━━━━━ Excerpted records

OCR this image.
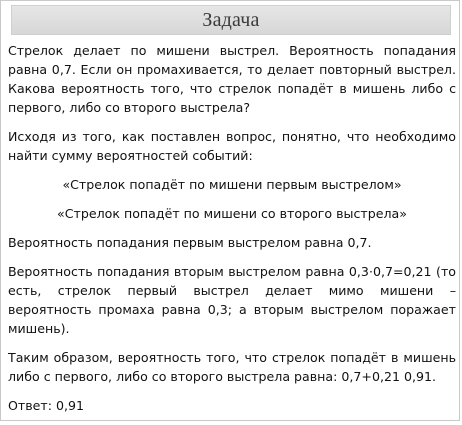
Задача

Стрелок делает по мишени выстрел. Вероятность попадания равна 0,7. Если он промахивается, то делает повторный выстрел. Какова вероятность того, что стрелок попадёт в мишень либо с первого, либо со второго выстрела?

Исходя из того, как поставлен вопрос, понятно, что необходимо найти сумму вероятностей событий:

«Стрелок попадёт по мишени первым выстрелом»

«Стрелок попадёт по мишени со второго выстрела»

Вероятность попадания первым выстрелом равна 0,7.

Вероятность попадания вторым выстрелом равна 0,3·0,7=0,21 (то есть, стрелок первый выстрел делает мимо мишени – вероятность промаха равна 0,3; а вторым выстрелом поражает мишень).

Таким образом, вероятность того, что стрелок попадёт в мишень либо с первого, либо со второго выстрела равна: 0,7+0,21 0,91.

Ответ: 0,91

━━━━━━━━━━

Please write out all the data again word for word, but not the pictures.

OCR this image.
Задача

Стрелок делает по мишени выстрел. Вероятность попадания равна 0,7. Если он промахивается, то делает повторный выстрел. Какова вероятность того, что стрелок попадёт в мишень либо с первого, либо со второго выстрела?

Исходя из того, как поставлен вопрос, понятно, что необходимо найти сумму вероятностей событий:

«Стрелок попадёт по мишени первым выстрелом»

«Стрелок попадёт по мишени со второго выстрела»

Вероятность попадания первым выстрелом равна 0,7.

Вероятность попадания вторым выстрелом равна 0,3·0,7=0,21 (то есть, стрелок первый выстрел делает мимо мишени – вероятность промаха равна 0,3; а вторым выстрелом поражает мишень).

Таким образом, вероятность того, что стрелок попадёт в мишень либо с первого, либо со второго выстрела равна: 0,7+0,21 0,91.

Ответ: 0,91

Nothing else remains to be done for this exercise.